→ **YOUR INSTRUCTIONS**
Select every line containing the word "time" from the material, and copy those lines.

→ **INFORMATION PROVIDED**
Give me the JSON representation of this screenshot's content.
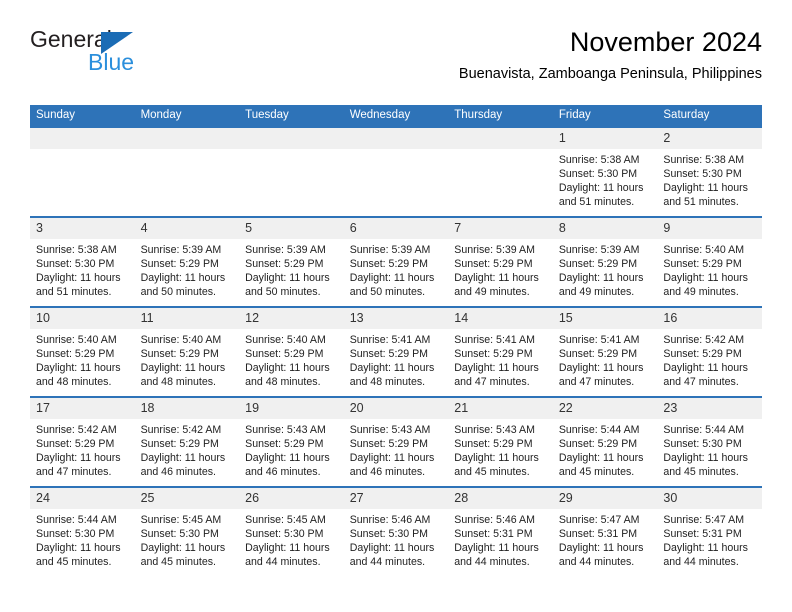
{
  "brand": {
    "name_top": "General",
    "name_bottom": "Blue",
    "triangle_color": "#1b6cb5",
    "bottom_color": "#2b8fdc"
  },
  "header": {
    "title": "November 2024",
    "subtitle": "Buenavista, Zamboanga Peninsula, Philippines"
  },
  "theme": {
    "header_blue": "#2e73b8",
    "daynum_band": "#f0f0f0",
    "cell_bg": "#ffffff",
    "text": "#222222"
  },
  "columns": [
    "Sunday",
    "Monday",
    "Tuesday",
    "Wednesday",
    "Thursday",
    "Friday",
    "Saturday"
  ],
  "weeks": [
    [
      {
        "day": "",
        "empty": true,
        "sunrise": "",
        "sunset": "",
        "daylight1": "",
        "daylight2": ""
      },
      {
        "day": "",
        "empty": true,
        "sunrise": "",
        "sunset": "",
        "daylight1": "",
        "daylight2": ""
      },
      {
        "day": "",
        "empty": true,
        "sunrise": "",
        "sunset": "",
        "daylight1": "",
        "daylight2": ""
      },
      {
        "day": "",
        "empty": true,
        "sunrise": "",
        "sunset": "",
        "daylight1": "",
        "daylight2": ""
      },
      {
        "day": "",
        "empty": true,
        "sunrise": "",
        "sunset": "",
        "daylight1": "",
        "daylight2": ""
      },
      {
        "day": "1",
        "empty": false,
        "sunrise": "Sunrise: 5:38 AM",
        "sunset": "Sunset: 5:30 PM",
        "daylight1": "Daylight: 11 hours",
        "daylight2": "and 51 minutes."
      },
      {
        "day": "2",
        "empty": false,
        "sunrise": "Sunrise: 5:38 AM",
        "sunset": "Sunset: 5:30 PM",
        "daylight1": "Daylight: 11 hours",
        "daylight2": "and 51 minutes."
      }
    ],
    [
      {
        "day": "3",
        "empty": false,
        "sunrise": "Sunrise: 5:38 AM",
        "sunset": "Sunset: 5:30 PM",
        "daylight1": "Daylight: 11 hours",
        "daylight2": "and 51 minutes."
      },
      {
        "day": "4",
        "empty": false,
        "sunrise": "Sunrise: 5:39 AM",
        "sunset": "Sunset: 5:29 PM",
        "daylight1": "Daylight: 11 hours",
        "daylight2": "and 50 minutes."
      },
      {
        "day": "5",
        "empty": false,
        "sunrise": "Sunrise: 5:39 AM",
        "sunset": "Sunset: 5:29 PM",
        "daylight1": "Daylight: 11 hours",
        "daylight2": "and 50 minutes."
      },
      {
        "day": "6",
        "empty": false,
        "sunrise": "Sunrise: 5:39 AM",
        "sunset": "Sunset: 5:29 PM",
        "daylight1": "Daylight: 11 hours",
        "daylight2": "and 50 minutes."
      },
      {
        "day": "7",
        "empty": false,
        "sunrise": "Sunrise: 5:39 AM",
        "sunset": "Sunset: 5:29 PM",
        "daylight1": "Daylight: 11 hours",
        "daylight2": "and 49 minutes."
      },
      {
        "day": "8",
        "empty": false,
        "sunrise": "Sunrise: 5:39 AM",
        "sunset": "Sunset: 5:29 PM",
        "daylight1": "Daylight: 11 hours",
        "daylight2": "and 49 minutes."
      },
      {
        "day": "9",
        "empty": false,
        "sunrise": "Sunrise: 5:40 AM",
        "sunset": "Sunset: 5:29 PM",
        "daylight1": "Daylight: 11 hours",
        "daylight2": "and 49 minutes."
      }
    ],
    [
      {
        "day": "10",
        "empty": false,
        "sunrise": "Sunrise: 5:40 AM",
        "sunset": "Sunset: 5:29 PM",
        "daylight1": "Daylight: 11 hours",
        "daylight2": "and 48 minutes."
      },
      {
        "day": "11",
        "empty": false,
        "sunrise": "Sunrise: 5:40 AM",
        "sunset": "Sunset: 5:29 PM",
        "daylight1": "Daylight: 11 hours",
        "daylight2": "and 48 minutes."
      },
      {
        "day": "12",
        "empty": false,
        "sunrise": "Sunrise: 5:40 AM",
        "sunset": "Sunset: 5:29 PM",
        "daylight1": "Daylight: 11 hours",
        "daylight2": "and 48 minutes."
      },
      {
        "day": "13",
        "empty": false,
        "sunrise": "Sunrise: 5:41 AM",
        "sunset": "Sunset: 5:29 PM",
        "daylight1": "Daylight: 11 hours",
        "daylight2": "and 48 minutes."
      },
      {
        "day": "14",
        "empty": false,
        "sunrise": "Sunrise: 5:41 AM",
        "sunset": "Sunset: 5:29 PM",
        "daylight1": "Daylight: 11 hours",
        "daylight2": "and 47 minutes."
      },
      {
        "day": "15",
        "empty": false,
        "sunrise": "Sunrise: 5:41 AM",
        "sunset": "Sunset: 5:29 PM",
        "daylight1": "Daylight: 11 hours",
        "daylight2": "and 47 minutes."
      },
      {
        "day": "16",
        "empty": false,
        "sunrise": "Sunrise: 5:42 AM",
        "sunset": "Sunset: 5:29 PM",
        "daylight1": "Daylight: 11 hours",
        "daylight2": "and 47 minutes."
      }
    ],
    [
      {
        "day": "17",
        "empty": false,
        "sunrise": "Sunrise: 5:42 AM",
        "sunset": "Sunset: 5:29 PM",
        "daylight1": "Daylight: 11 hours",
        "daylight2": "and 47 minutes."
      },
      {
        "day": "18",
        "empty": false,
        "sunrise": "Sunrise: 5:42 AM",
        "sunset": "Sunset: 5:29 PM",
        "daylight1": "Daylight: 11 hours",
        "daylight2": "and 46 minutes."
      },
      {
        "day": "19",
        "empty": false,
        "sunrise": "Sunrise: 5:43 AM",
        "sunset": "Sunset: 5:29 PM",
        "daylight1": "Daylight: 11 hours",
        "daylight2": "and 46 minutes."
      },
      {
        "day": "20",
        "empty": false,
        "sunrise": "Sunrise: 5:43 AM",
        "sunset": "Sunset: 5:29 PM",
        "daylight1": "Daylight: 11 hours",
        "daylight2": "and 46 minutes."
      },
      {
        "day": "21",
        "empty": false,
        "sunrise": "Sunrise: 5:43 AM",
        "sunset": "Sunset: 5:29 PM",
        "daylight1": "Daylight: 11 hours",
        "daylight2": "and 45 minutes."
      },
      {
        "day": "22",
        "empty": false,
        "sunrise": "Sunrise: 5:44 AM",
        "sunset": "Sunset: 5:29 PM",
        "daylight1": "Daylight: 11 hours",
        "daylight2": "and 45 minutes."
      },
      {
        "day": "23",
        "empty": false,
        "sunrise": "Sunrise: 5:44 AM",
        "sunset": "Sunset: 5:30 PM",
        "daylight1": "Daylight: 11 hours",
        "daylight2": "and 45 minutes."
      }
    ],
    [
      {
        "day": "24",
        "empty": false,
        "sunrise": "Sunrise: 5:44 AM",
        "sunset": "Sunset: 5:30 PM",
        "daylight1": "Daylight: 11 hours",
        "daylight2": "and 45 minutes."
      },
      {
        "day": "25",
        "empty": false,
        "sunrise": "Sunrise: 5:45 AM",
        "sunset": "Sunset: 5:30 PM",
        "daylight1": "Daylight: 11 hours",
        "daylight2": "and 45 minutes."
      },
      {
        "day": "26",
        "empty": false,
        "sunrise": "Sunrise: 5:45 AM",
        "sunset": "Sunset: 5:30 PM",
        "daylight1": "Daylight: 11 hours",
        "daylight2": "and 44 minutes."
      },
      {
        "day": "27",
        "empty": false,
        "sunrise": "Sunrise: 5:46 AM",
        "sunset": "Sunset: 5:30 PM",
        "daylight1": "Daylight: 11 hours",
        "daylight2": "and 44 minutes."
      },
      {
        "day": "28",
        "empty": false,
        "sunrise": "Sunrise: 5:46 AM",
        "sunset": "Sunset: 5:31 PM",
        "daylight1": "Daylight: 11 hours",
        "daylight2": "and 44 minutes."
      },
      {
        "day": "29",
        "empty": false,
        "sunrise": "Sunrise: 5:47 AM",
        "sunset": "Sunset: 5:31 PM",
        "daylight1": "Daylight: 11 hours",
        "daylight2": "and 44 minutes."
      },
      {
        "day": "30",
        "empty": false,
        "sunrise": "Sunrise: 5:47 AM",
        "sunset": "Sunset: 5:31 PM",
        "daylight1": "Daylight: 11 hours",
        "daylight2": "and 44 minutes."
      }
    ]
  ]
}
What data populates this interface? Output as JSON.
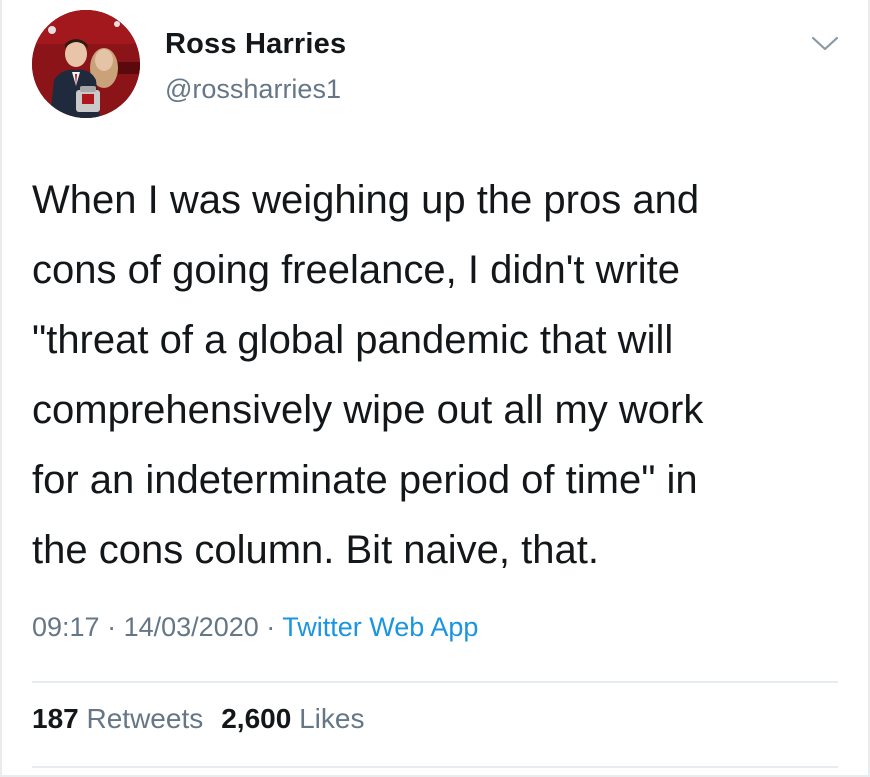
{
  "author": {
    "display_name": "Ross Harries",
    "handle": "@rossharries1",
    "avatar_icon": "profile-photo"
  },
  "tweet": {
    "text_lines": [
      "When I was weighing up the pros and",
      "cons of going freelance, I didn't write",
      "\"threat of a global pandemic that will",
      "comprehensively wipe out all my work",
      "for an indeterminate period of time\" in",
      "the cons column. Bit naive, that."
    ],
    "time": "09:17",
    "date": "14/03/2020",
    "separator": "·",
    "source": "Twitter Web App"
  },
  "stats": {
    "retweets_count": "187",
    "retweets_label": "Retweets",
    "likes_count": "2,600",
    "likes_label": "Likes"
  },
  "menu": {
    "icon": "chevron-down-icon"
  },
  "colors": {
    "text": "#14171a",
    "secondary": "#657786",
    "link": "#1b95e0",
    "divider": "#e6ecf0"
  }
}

→ **TASK SOLUTION**
      "for an indeterminate period of time\" in",
    "time": "09:17",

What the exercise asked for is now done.